Extracted records
## Start
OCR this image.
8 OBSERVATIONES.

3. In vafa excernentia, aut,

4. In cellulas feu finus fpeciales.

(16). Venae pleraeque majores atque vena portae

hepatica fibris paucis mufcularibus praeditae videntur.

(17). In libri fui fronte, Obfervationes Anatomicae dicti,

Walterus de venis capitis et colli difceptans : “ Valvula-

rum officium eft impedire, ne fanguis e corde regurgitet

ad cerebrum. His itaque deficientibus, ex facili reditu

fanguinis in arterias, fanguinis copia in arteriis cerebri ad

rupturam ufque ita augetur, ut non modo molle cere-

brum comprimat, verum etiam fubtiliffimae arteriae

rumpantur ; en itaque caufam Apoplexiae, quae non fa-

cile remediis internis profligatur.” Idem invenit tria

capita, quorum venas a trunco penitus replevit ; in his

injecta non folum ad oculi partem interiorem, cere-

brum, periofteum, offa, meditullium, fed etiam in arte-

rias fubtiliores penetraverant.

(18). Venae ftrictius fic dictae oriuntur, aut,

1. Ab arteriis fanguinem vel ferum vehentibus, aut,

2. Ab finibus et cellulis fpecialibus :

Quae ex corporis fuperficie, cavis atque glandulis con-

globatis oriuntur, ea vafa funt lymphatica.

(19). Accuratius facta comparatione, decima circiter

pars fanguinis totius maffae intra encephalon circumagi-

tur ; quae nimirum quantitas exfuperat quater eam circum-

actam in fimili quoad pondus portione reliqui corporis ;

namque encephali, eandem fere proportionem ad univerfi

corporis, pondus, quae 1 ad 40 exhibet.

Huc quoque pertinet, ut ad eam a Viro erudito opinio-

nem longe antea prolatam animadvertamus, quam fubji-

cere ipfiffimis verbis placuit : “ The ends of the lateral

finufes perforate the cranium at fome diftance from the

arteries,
## End
## Start
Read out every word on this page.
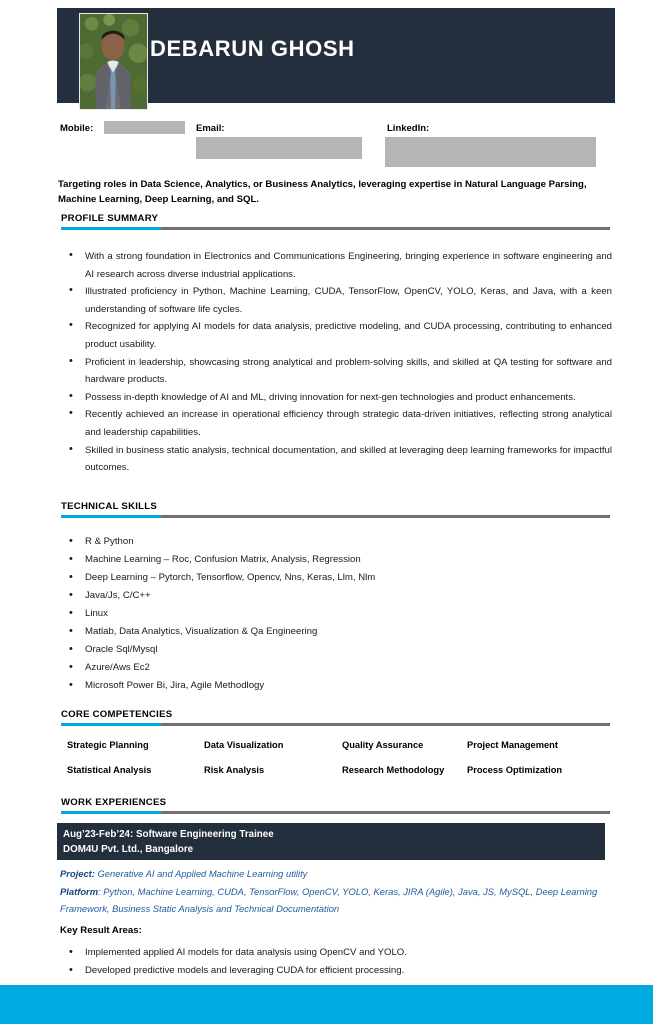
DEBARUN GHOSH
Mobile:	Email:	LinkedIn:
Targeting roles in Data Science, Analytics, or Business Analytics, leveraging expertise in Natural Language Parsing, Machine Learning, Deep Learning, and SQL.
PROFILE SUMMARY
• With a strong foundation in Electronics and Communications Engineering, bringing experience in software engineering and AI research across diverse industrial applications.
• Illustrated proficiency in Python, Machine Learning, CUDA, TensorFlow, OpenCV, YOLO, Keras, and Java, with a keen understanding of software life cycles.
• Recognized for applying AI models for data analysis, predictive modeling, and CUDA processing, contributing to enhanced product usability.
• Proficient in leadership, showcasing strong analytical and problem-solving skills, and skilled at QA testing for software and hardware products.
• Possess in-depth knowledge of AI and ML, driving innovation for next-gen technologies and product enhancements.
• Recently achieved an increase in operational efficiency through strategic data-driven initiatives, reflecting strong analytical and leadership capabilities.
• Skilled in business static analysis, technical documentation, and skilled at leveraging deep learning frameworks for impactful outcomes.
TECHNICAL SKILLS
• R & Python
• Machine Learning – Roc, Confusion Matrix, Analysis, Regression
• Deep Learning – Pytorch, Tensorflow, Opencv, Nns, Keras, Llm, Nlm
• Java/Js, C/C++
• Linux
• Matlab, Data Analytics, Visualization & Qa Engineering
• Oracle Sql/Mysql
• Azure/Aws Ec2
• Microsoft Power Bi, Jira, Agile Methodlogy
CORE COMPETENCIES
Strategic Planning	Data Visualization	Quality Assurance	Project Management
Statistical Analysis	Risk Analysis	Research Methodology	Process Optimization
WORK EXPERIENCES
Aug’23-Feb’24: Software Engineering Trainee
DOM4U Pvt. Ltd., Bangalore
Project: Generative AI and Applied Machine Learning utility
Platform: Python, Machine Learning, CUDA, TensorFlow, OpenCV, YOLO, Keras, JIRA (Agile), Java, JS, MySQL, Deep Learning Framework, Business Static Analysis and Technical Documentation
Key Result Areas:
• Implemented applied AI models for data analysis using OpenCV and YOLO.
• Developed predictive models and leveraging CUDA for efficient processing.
## End
## Start
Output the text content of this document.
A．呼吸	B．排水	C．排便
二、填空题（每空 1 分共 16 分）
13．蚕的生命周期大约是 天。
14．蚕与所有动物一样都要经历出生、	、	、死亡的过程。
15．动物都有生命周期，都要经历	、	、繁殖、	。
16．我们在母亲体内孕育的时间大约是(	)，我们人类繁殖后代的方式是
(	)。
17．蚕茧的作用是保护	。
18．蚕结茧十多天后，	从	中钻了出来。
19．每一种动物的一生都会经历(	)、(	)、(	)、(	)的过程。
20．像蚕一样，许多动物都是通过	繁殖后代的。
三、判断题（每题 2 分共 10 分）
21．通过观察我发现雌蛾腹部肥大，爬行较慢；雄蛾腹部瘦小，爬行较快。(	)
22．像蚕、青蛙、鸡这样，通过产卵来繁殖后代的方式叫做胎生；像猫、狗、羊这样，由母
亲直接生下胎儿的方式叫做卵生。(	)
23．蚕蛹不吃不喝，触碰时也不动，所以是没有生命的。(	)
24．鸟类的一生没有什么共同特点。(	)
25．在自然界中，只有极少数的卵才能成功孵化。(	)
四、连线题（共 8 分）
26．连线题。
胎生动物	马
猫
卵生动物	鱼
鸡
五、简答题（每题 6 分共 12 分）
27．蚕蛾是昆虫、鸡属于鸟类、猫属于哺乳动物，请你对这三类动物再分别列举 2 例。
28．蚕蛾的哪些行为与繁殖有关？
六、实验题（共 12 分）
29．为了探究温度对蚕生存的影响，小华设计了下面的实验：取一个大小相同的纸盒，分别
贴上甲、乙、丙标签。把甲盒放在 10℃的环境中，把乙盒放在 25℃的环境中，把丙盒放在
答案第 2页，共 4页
## End
[Goal of the exercise] Pick out each line above that includes "analytical" and show it.

[The reply]
• Proficient in leadership, showcasing strong analytical and problem-solving skills, and skilled at QA testing for software and hardware products.
• Recently achieved an increase in operational efficiency through strategic data-driven initiatives, reflecting strong analytical and leadership capabilities.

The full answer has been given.